Collected data entries:
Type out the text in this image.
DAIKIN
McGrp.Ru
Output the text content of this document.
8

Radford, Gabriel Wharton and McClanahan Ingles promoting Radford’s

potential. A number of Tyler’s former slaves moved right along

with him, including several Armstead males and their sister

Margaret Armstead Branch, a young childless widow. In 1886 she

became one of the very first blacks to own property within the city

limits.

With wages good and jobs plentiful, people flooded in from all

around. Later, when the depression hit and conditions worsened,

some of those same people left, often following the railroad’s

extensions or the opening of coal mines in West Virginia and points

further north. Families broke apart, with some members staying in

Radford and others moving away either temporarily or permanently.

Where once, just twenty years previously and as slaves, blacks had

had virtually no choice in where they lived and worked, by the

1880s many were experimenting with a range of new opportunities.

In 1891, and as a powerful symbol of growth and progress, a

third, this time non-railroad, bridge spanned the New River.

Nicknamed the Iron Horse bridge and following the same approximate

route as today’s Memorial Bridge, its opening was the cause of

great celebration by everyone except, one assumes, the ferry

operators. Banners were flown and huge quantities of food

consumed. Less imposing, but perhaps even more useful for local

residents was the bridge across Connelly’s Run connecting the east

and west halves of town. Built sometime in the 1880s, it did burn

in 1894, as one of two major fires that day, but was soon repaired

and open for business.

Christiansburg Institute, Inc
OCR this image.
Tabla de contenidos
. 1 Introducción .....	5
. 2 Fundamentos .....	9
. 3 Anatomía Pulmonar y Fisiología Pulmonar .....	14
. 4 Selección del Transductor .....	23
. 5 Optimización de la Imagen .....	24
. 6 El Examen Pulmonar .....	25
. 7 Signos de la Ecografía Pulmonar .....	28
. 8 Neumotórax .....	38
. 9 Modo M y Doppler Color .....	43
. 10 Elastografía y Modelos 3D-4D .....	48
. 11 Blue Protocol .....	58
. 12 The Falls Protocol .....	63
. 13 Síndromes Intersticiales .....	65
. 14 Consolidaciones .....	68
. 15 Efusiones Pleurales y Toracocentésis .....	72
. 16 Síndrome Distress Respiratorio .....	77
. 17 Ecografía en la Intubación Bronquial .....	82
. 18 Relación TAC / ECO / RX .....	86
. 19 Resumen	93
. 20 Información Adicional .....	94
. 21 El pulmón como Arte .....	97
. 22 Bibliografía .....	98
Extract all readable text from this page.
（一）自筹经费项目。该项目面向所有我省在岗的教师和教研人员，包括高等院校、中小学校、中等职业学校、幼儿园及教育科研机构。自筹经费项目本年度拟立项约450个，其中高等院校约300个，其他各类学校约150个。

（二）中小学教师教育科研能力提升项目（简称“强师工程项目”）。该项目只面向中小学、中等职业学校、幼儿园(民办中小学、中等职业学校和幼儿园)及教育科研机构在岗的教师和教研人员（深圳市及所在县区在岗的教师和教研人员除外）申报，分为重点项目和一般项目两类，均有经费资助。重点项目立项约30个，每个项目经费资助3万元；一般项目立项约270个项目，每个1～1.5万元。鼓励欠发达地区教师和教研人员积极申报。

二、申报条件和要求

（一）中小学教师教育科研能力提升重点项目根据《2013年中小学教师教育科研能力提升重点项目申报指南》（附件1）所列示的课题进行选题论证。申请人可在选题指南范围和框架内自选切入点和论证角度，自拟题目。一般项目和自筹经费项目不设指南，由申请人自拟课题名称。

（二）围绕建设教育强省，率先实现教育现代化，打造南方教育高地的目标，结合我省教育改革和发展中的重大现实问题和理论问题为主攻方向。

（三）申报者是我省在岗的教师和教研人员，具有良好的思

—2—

> **Exercise description**: Write out the whole listing again, exactly as it stands.

> **The output**:
Type out the text in this image.
DAIKIN
McGrp.Ru
Output the text content of this document.
8

Radford, Gabriel Wharton and McClanahan Ingles promoting Radford’s

potential. A number of Tyler’s former slaves moved right along

with him, including several Armstead males and their sister

Margaret Armstead Branch, a young childless widow. In 1886 she

became one of the very first blacks to own property within the city

limits.

With wages good and jobs plentiful, people flooded in from all

around. Later, when the depression hit and conditions worsened,

some of those same people left, often following the railroad’s

extensions or the opening of coal mines in West Virginia and points

further north. Families broke apart, with some members staying in

Radford and others moving away either temporarily or permanently.

Where once, just twenty years previously and as slaves, blacks had

had virtually no choice in where they lived and worked, by the

1880s many were experimenting with a range of new opportunities.

In 1891, and as a powerful symbol of growth and progress, a

third, this time non-railroad, bridge spanned the New River.

Nicknamed the Iron Horse bridge and following the same approximate

route as today’s Memorial Bridge, its opening was the cause of

great celebration by everyone except, one assumes, the ferry

operators. Banners were flown and huge quantities of food

consumed. Less imposing, but perhaps even more useful for local

residents was the bridge across Connelly’s Run connecting the east

and west halves of town. Built sometime in the 1880s, it did burn

in 1894, as one of two major fires that day, but was soon repaired

and open for business.

Christiansburg Institute, Inc
OCR this image.
Tabla de contenidos
. 1 Introducción .....	5
. 2 Fundamentos .....	9
. 3 Anatomía Pulmonar y Fisiología Pulmonar .....	14
. 4 Selección del Transductor .....	23
. 5 Optimización de la Imagen .....	24
. 6 El Examen Pulmonar .....	25
. 7 Signos de la Ecografía Pulmonar .....	28
. 8 Neumotórax .....	38
. 9 Modo M y Doppler Color .....	43
. 10 Elastografía y Modelos 3D-4D .....	48
. 11 Blue Protocol .....	58
. 12 The Falls Protocol .....	63
. 13 Síndromes Intersticiales .....	65
. 14 Consolidaciones .....	68
. 15 Efusiones Pleurales y Toracocentésis .....	72
. 16 Síndrome Distress Respiratorio .....	77
. 17 Ecografía en la Intubación Bronquial .....	82
. 18 Relación TAC / ECO / RX .....	86
. 19 Resumen	93
. 20 Información Adicional .....	94
. 21 El pulmón como Arte .....	97
. 22 Bibliografía .....	98
Extract all readable text from this page.
（一）自筹经费项目。该项目面向所有我省在岗的教师和教研人员，包括高等院校、中小学校、中等职业学校、幼儿园及教育科研机构。自筹经费项目本年度拟立项约450个，其中高等院校约300个，其他各类学校约150个。

（二）中小学教师教育科研能力提升项目（简称“强师工程项目”）。该项目只面向中小学、中等职业学校、幼儿园(民办中小学、中等职业学校和幼儿园)及教育科研机构在岗的教师和教研人员（深圳市及所在县区在岗的教师和教研人员除外）申报，分为重点项目和一般项目两类，均有经费资助。重点项目立项约30个，每个项目经费资助3万元；一般项目立项约270个项目，每个1～1.5万元。鼓励欠发达地区教师和教研人员积极申报。

二、申报条件和要求

（一）中小学教师教育科研能力提升重点项目根据《2013年中小学教师教育科研能力提升重点项目申报指南》（附件1）所列示的课题进行选题论证。申请人可在选题指南范围和框架内自选切入点和论证角度，自拟题目。一般项目和自筹经费项目不设指南，由申请人自拟课题名称。

（二）围绕建设教育强省，率先实现教育现代化，打造南方教育高地的目标，结合我省教育改革和发展中的重大现实问题和理论问题为主攻方向。

（三）申报者是我省在岗的教师和教研人员，具有良好的思

—2—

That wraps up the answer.